▸ WHAT YOU SHOULD DO: Omit the images, then output each of the records below exactly.

╔══

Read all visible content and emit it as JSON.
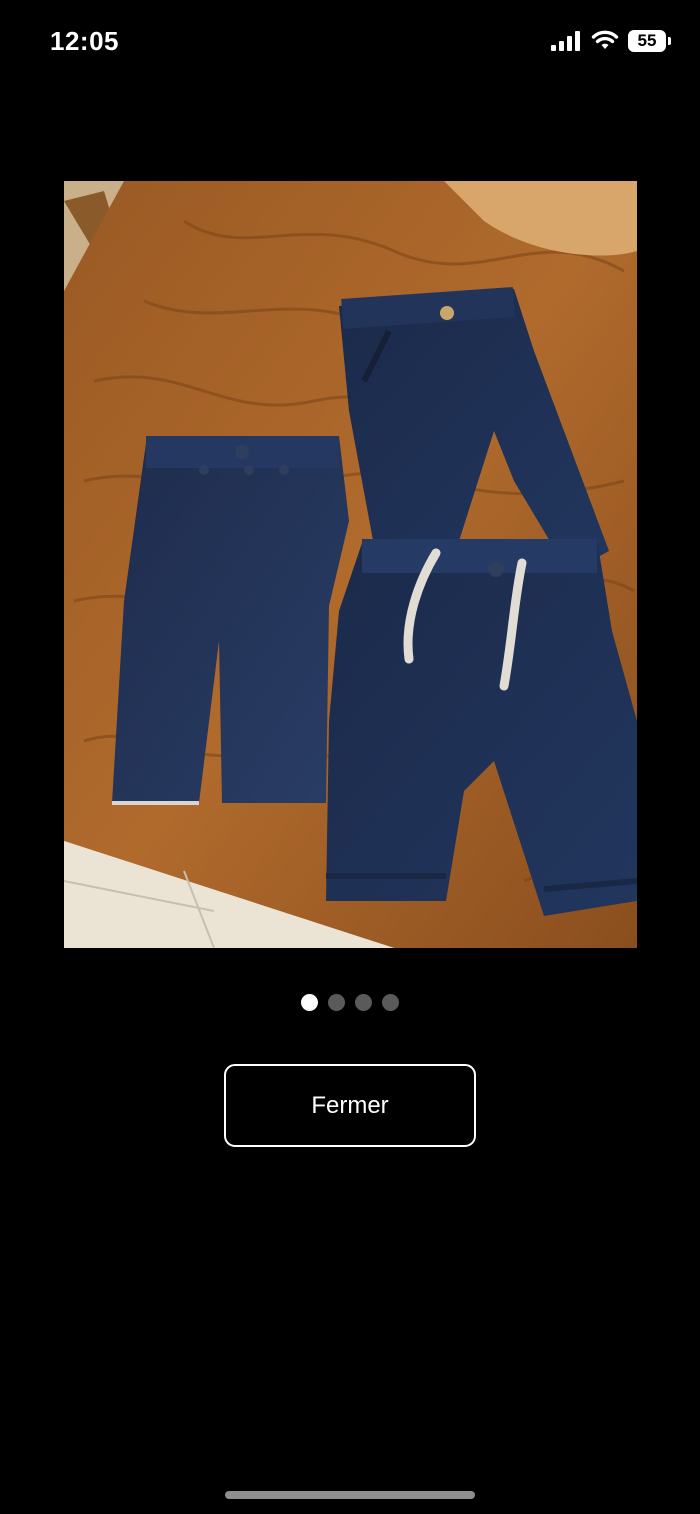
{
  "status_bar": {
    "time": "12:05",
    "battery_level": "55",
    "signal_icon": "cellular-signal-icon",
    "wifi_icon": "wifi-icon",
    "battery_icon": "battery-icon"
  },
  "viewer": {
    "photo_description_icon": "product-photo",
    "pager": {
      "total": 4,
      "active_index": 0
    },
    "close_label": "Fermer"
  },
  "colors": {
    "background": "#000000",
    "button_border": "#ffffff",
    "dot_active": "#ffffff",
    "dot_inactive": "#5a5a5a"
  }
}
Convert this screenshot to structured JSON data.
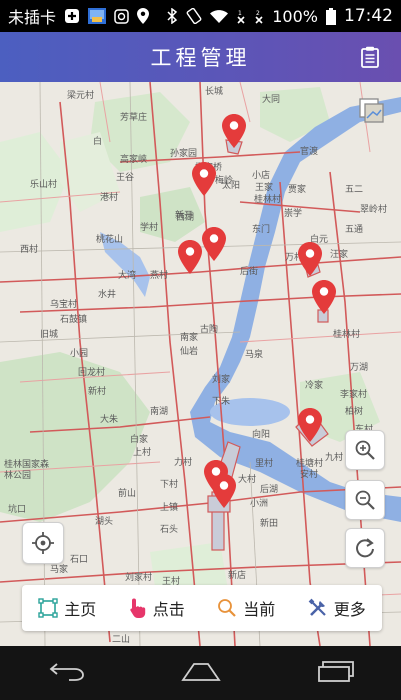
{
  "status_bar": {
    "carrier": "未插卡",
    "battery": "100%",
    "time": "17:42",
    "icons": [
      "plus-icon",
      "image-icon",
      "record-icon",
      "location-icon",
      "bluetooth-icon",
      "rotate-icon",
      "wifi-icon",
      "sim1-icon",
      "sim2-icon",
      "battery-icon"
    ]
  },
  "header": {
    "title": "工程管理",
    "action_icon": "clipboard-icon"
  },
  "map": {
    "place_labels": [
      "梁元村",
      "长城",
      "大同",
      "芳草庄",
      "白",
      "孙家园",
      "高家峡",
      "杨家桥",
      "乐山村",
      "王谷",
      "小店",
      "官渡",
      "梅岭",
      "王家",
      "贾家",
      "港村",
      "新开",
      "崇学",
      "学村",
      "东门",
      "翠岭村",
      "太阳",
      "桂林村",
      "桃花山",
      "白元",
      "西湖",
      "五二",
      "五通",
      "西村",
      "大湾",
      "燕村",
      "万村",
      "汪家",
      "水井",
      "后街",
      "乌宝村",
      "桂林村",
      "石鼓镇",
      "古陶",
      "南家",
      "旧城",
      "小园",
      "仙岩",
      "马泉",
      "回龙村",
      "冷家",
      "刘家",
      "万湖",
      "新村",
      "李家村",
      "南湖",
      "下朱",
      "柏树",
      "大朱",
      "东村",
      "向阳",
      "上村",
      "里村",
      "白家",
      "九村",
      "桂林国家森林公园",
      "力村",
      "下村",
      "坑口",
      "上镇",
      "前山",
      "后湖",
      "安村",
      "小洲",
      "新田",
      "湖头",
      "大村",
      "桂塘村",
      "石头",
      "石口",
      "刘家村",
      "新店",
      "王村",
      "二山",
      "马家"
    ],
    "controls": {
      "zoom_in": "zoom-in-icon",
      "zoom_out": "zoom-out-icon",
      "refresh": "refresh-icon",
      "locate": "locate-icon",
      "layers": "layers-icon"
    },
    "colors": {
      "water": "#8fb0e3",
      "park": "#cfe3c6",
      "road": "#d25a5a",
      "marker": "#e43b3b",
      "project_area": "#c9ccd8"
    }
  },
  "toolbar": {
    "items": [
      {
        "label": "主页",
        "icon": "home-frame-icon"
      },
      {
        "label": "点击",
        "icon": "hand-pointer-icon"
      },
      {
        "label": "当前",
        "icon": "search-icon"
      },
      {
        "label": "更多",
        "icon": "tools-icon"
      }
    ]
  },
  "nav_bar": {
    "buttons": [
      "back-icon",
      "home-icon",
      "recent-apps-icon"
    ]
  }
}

╚══

▸ EXERCISE SOLUTION:
Read all visible content and emit it as JSON.
{
  "status_bar": {
    "time": "12:05",
    "battery_level": "55",
    "signal_icon": "cellular-signal-icon",
    "wifi_icon": "wifi-icon",
    "battery_icon": "battery-icon"
  },
  "viewer": {
    "photo_description_icon": "product-photo",
    "pager": {
      "total": 4,
      "active_index": 0
    },
    "close_label": "Fermer"
  },
  "colors": {
    "background": "#000000",
    "button_border": "#ffffff",
    "dot_active": "#ffffff",
    "dot_inactive": "#5a5a5a"
  }
}
Convert this screenshot to structured JSON data.
{
  "status_bar": {
    "carrier": "未插卡",
    "battery": "100%",
    "time": "17:42",
    "icons": [
      "plus-icon",
      "image-icon",
      "record-icon",
      "location-icon",
      "bluetooth-icon",
      "rotate-icon",
      "wifi-icon",
      "sim1-icon",
      "sim2-icon",
      "battery-icon"
    ]
  },
  "header": {
    "title": "工程管理",
    "action_icon": "clipboard-icon"
  },
  "map": {
    "place_labels": [
      "梁元村",
      "长城",
      "大同",
      "芳草庄",
      "白",
      "孙家园",
      "高家峡",
      "杨家桥",
      "乐山村",
      "王谷",
      "小店",
      "官渡",
      "梅岭",
      "王家",
      "贾家",
      "港村",
      "新开",
      "崇学",
      "学村",
      "东门",
      "翠岭村",
      "太阳",
      "桂林村",
      "桃花山",
      "白元",
      "西湖",
      "五二",
      "五通",
      "西村",
      "大湾",
      "燕村",
      "万村",
      "汪家",
      "水井",
      "后街",
      "乌宝村",
      "桂林村",
      "石鼓镇",
      "古陶",
      "南家",
      "旧城",
      "小园",
      "仙岩",
      "马泉",
      "回龙村",
      "冷家",
      "刘家",
      "万湖",
      "新村",
      "李家村",
      "南湖",
      "下朱",
      "柏树",
      "大朱",
      "东村",
      "向阳",
      "上村",
      "里村",
      "白家",
      "九村",
      "桂林国家森林公园",
      "力村",
      "下村",
      "坑口",
      "上镇",
      "前山",
      "后湖",
      "安村",
      "小洲",
      "新田",
      "湖头",
      "大村",
      "桂塘村",
      "石头",
      "石口",
      "刘家村",
      "新店",
      "王村",
      "二山",
      "马家"
    ],
    "controls": {
      "zoom_in": "zoom-in-icon",
      "zoom_out": "zoom-out-icon",
      "refresh": "refresh-icon",
      "locate": "locate-icon",
      "layers": "layers-icon"
    },
    "colors": {
      "water": "#8fb0e3",
      "park": "#cfe3c6",
      "road": "#d25a5a",
      "marker": "#e43b3b",
      "project_area": "#c9ccd8"
    }
  },
  "toolbar": {
    "items": [
      {
        "label": "主页",
        "icon": "home-frame-icon"
      },
      {
        "label": "点击",
        "icon": "hand-pointer-icon"
      },
      {
        "label": "当前",
        "icon": "search-icon"
      },
      {
        "label": "更多",
        "icon": "tools-icon"
      }
    ]
  },
  "nav_bar": {
    "buttons": [
      "back-icon",
      "home-icon",
      "recent-apps-icon"
    ]
  }
}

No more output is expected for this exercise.